[Saved entries]

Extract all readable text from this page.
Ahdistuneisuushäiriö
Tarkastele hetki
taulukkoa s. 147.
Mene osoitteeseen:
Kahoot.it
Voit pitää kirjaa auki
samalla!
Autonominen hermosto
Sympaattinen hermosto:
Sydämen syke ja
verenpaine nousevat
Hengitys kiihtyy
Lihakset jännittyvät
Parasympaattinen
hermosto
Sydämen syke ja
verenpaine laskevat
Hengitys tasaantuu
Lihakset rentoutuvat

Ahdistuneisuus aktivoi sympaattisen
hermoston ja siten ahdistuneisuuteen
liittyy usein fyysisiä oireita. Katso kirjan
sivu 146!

WRITTEN INSTRUCTION ▸
Select the lines that carry the string "verenpaine" and copy them.

CORRECT ANSWER ▸
verenpaine nousevat
verenpaine laskevat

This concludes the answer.